■ Stated task
Search the material for the word "standard" and report each line where it turns up.

────────────────────

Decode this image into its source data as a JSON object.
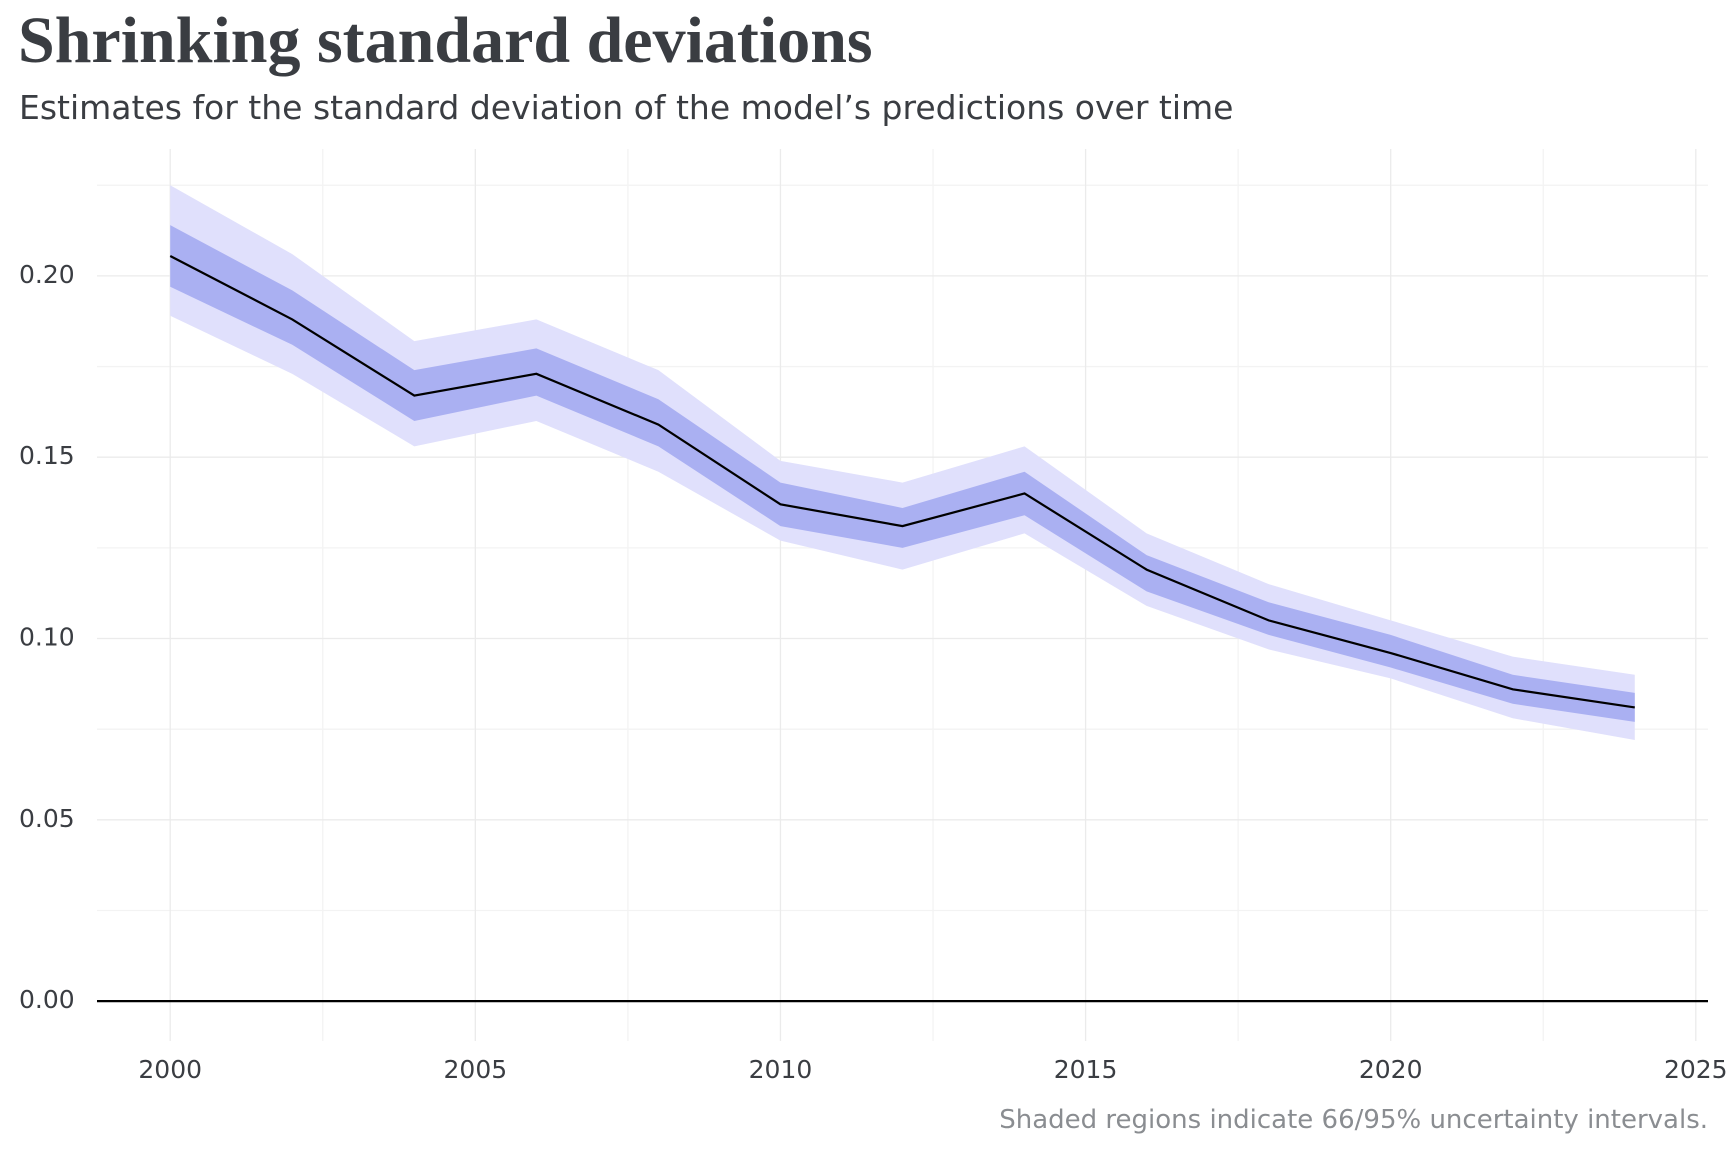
{
  "chart_data": {
    "type": "line",
    "title": "Shrinking standard deviations",
    "subtitle": "Estimates for the standard deviation of the model’s predictions over time",
    "note": "Shaded regions indicate 66/95% uncertainty intervals.",
    "x": [
      2000,
      2002,
      2004,
      2006,
      2008,
      2010,
      2012,
      2014,
      2016,
      2018,
      2020,
      2022,
      2024
    ],
    "line": {
      "color": "#000000",
      "values": [
        0.2055,
        0.188,
        0.167,
        0.173,
        0.159,
        0.137,
        0.131,
        0.14,
        0.119,
        0.105,
        0.096,
        0.086,
        0.081
      ]
    },
    "band_66": {
      "color": "#aab0f2",
      "upper": [
        0.214,
        0.196,
        0.174,
        0.18,
        0.166,
        0.143,
        0.136,
        0.146,
        0.123,
        0.11,
        0.101,
        0.09,
        0.085
      ],
      "lower": [
        0.197,
        0.181,
        0.16,
        0.167,
        0.153,
        0.131,
        0.125,
        0.134,
        0.113,
        0.101,
        0.092,
        0.082,
        0.077
      ]
    },
    "band_95": {
      "color": "#e0e0fc",
      "upper": [
        0.225,
        0.206,
        0.182,
        0.188,
        0.174,
        0.149,
        0.143,
        0.153,
        0.129,
        0.115,
        0.105,
        0.095,
        0.09
      ],
      "lower": [
        0.189,
        0.173,
        0.153,
        0.16,
        0.146,
        0.127,
        0.119,
        0.129,
        0.109,
        0.097,
        0.089,
        0.078,
        0.072
      ]
    },
    "xlim": [
      1998.8,
      2025.2
    ],
    "xticks": [
      2000,
      2005,
      2010,
      2015,
      2020,
      2025
    ],
    "ylim": [
      -0.011,
      0.235
    ],
    "yticks": [
      {
        "value": 0,
        "label": "0.00"
      },
      {
        "value": 0.05,
        "label": "0.05"
      },
      {
        "value": 0.1,
        "label": "0.10"
      },
      {
        "value": 0.15,
        "label": "0.15"
      },
      {
        "value": 0.2,
        "label": "0.20"
      }
    ],
    "grid": true
  }
}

────────────────────

■ Expected answer
    "title": "Shrinking standard deviations",
    "subtitle": "Estimates for the standard deviation of the model’s predictions over time",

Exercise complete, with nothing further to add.